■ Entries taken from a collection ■

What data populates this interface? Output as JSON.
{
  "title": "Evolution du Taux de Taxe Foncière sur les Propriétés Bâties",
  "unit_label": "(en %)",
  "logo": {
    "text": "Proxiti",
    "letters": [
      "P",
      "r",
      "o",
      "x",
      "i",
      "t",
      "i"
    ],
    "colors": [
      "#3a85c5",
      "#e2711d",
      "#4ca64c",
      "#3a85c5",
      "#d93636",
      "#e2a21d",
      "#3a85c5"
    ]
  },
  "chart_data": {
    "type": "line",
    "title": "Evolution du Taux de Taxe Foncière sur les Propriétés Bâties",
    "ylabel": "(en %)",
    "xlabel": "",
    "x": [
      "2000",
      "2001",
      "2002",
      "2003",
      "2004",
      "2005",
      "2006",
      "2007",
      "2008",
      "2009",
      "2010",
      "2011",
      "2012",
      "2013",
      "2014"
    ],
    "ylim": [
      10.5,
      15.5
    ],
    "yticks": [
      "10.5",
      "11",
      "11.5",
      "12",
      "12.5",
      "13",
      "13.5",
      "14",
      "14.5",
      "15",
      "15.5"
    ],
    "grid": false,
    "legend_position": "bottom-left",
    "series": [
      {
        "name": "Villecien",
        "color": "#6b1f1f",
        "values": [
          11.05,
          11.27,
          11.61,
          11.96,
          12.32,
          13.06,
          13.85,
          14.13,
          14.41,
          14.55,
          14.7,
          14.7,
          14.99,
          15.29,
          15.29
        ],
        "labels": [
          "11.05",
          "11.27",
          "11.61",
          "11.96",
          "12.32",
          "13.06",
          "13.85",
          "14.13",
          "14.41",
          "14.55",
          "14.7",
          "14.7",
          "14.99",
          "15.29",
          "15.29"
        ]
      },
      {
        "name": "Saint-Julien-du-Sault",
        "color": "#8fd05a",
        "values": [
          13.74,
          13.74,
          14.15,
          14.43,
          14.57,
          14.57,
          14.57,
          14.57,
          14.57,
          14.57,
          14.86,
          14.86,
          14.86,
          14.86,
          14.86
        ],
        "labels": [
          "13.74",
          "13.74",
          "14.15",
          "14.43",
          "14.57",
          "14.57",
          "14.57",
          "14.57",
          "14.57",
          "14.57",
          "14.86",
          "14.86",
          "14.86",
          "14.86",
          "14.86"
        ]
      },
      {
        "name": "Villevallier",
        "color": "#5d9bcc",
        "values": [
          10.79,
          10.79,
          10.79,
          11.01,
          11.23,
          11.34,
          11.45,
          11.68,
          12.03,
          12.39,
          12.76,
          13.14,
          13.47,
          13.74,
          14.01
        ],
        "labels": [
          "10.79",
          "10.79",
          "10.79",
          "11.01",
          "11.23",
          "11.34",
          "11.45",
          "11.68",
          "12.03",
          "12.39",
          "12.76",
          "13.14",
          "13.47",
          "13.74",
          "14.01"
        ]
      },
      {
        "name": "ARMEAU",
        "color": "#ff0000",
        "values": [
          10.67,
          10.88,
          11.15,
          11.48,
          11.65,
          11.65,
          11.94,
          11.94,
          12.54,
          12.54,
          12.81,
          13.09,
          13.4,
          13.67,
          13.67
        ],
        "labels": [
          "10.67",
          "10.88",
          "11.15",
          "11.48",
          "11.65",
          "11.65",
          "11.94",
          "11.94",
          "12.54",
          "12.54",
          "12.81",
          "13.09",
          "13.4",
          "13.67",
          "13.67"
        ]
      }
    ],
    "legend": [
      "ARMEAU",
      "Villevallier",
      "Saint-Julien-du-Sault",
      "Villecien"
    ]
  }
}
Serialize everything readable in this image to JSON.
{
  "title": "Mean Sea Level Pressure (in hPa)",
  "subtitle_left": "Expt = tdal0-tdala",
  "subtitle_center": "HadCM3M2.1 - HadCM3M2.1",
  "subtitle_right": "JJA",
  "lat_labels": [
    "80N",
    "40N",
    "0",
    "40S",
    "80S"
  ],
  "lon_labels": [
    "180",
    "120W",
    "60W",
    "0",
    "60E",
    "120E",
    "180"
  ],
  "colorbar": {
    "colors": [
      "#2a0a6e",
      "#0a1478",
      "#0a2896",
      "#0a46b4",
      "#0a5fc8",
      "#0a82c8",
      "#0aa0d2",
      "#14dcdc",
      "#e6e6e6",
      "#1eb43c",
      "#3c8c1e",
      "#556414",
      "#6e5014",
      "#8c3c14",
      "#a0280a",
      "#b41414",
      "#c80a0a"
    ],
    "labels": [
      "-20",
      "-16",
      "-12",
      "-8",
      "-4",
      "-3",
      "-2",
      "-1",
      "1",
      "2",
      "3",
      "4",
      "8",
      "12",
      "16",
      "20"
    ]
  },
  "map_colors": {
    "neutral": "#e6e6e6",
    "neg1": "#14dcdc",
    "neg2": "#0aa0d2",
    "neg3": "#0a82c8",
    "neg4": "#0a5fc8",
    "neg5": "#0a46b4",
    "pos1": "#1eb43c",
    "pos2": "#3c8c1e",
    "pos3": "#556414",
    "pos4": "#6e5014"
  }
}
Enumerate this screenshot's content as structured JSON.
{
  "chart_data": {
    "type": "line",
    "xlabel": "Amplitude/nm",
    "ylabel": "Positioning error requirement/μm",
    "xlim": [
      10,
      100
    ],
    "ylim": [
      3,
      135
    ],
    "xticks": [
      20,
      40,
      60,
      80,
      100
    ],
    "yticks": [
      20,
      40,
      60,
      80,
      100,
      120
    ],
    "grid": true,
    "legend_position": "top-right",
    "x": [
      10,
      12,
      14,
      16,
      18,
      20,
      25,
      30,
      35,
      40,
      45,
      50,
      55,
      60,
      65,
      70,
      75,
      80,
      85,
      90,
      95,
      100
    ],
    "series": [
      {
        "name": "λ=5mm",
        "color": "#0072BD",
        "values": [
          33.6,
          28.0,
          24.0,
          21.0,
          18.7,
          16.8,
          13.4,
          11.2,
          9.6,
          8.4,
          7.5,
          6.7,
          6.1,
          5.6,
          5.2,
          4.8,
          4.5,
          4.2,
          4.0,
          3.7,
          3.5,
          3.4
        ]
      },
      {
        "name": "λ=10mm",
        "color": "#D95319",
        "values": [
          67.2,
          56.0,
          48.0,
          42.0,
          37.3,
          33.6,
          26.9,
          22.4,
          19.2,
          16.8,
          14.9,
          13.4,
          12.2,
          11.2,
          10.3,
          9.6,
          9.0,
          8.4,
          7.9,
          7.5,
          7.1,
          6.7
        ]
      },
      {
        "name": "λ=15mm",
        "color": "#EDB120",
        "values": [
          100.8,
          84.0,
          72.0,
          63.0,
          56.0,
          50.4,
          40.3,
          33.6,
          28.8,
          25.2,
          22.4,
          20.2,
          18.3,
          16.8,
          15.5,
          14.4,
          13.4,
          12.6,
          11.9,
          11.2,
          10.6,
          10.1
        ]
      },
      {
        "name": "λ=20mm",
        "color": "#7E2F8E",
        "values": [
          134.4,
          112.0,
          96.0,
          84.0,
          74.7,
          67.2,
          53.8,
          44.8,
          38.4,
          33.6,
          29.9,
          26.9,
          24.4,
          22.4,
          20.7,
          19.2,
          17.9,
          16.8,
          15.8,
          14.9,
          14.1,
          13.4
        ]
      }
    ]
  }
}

■ EXERCISE DIRECTIONS ■
Scan the material line by line and report each one that contains "Bâties".

■ THE ANSWER ■
  "title": "Evolution du Taux de Taxe Foncière sur les Propriétés Bâties",
    "title": "Evolution du Taux de Taxe Foncière sur les Propriétés Bâties",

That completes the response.